[Data entries for graphics]
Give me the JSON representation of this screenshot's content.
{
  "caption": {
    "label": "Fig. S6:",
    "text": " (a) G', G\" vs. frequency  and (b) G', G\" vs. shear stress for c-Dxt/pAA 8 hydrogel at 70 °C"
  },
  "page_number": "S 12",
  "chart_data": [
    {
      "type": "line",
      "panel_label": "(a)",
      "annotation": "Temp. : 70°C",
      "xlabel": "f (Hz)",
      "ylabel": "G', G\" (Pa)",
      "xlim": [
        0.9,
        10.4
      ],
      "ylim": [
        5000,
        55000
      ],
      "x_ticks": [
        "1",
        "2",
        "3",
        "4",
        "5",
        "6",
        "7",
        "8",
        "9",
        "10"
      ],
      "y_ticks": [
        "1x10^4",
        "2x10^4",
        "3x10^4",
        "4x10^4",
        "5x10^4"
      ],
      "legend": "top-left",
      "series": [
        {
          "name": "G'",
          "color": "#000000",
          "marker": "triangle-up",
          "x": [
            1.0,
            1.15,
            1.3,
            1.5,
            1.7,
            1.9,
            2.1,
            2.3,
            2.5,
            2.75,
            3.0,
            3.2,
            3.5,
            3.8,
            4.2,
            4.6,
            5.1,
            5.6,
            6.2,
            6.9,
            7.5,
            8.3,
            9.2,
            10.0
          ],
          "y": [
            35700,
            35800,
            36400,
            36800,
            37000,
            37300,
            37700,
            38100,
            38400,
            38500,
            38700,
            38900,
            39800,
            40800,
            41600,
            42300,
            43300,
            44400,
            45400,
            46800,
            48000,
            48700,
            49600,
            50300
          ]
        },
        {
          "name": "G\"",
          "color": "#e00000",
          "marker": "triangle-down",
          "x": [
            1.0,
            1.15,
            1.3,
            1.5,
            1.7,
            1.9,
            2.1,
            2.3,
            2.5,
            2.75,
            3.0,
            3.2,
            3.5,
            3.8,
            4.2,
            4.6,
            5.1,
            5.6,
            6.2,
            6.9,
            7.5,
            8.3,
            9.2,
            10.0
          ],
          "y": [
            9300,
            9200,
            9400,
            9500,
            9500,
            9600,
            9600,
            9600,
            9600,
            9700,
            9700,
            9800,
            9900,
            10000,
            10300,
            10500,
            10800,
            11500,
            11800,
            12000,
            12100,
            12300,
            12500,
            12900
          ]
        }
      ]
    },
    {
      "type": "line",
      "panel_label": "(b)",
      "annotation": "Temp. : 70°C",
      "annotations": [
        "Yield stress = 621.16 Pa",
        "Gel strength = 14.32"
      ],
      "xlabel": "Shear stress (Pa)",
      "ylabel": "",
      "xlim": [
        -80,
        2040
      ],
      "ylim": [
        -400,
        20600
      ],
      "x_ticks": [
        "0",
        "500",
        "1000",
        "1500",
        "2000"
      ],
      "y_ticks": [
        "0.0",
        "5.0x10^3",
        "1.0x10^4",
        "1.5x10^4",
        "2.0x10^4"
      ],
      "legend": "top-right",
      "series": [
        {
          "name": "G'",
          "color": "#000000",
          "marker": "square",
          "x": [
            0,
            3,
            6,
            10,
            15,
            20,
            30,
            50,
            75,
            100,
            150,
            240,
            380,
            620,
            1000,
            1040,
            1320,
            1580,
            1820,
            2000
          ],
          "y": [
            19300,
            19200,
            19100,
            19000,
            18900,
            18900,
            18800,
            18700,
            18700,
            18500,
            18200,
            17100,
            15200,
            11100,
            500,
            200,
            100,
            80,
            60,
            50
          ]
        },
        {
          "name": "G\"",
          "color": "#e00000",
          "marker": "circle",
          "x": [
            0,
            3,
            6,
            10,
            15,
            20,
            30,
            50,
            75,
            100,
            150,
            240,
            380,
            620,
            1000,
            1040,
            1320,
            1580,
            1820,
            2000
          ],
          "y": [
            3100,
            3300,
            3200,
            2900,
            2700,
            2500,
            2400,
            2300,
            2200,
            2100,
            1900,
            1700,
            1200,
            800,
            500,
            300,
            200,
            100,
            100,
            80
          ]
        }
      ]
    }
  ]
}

WHAT IS ASKED :: Word for word, write out the data.

EXERCISE ANSWER ::
Give me the JSON representation of this screenshot's content.
{
  "caption": {
    "label": "Fig. S6:",
    "text": " (a) G', G\" vs. frequency  and (b) G', G\" vs. shear stress for c-Dxt/pAA 8 hydrogel at 70 °C"
  },
  "page_number": "S 12",
  "chart_data": [
    {
      "type": "line",
      "panel_label": "(a)",
      "annotation": "Temp. : 70°C",
      "xlabel": "f (Hz)",
      "ylabel": "G', G\" (Pa)",
      "xlim": [
        0.9,
        10.4
      ],
      "ylim": [
        5000,
        55000
      ],
      "x_ticks": [
        "1",
        "2",
        "3",
        "4",
        "5",
        "6",
        "7",
        "8",
        "9",
        "10"
      ],
      "y_ticks": [
        "1x10^4",
        "2x10^4",
        "3x10^4",
        "4x10^4",
        "5x10^4"
      ],
      "legend": "top-left",
      "series": [
        {
          "name": "G'",
          "color": "#000000",
          "marker": "triangle-up",
          "x": [
            1.0,
            1.15,
            1.3,
            1.5,
            1.7,
            1.9,
            2.1,
            2.3,
            2.5,
            2.75,
            3.0,
            3.2,
            3.5,
            3.8,
            4.2,
            4.6,
            5.1,
            5.6,
            6.2,
            6.9,
            7.5,
            8.3,
            9.2,
            10.0
          ],
          "y": [
            35700,
            35800,
            36400,
            36800,
            37000,
            37300,
            37700,
            38100,
            38400,
            38500,
            38700,
            38900,
            39800,
            40800,
            41600,
            42300,
            43300,
            44400,
            45400,
            46800,
            48000,
            48700,
            49600,
            50300
          ]
        },
        {
          "name": "G\"",
          "color": "#e00000",
          "marker": "triangle-down",
          "x": [
            1.0,
            1.15,
            1.3,
            1.5,
            1.7,
            1.9,
            2.1,
            2.3,
            2.5,
            2.75,
            3.0,
            3.2,
            3.5,
            3.8,
            4.2,
            4.6,
            5.1,
            5.6,
            6.2,
            6.9,
            7.5,
            8.3,
            9.2,
            10.0
          ],
          "y": [
            9300,
            9200,
            9400,
            9500,
            9500,
            9600,
            9600,
            9600,
            9600,
            9700,
            9700,
            9800,
            9900,
            10000,
            10300,
            10500,
            10800,
            11500,
            11800,
            12000,
            12100,
            12300,
            12500,
            12900
          ]
        }
      ]
    },
    {
      "type": "line",
      "panel_label": "(b)",
      "annotation": "Temp. : 70°C",
      "annotations": [
        "Yield stress = 621.16 Pa",
        "Gel strength = 14.32"
      ],
      "xlabel": "Shear stress (Pa)",
      "ylabel": "",
      "xlim": [
        -80,
        2040
      ],
      "ylim": [
        -400,
        20600
      ],
      "x_ticks": [
        "0",
        "500",
        "1000",
        "1500",
        "2000"
      ],
      "y_ticks": [
        "0.0",
        "5.0x10^3",
        "1.0x10^4",
        "1.5x10^4",
        "2.0x10^4"
      ],
      "legend": "top-right",
      "series": [
        {
          "name": "G'",
          "color": "#000000",
          "marker": "square",
          "x": [
            0,
            3,
            6,
            10,
            15,
            20,
            30,
            50,
            75,
            100,
            150,
            240,
            380,
            620,
            1000,
            1040,
            1320,
            1580,
            1820,
            2000
          ],
          "y": [
            19300,
            19200,
            19100,
            19000,
            18900,
            18900,
            18800,
            18700,
            18700,
            18500,
            18200,
            17100,
            15200,
            11100,
            500,
            200,
            100,
            80,
            60,
            50
          ]
        },
        {
          "name": "G\"",
          "color": "#e00000",
          "marker": "circle",
          "x": [
            0,
            3,
            6,
            10,
            15,
            20,
            30,
            50,
            75,
            100,
            150,
            240,
            380,
            620,
            1000,
            1040,
            1320,
            1580,
            1820,
            2000
          ],
          "y": [
            3100,
            3300,
            3200,
            2900,
            2700,
            2500,
            2400,
            2300,
            2200,
            2100,
            1900,
            1700,
            1200,
            800,
            500,
            300,
            200,
            100,
            100,
            80
          ]
        }
      ]
    }
  ]
}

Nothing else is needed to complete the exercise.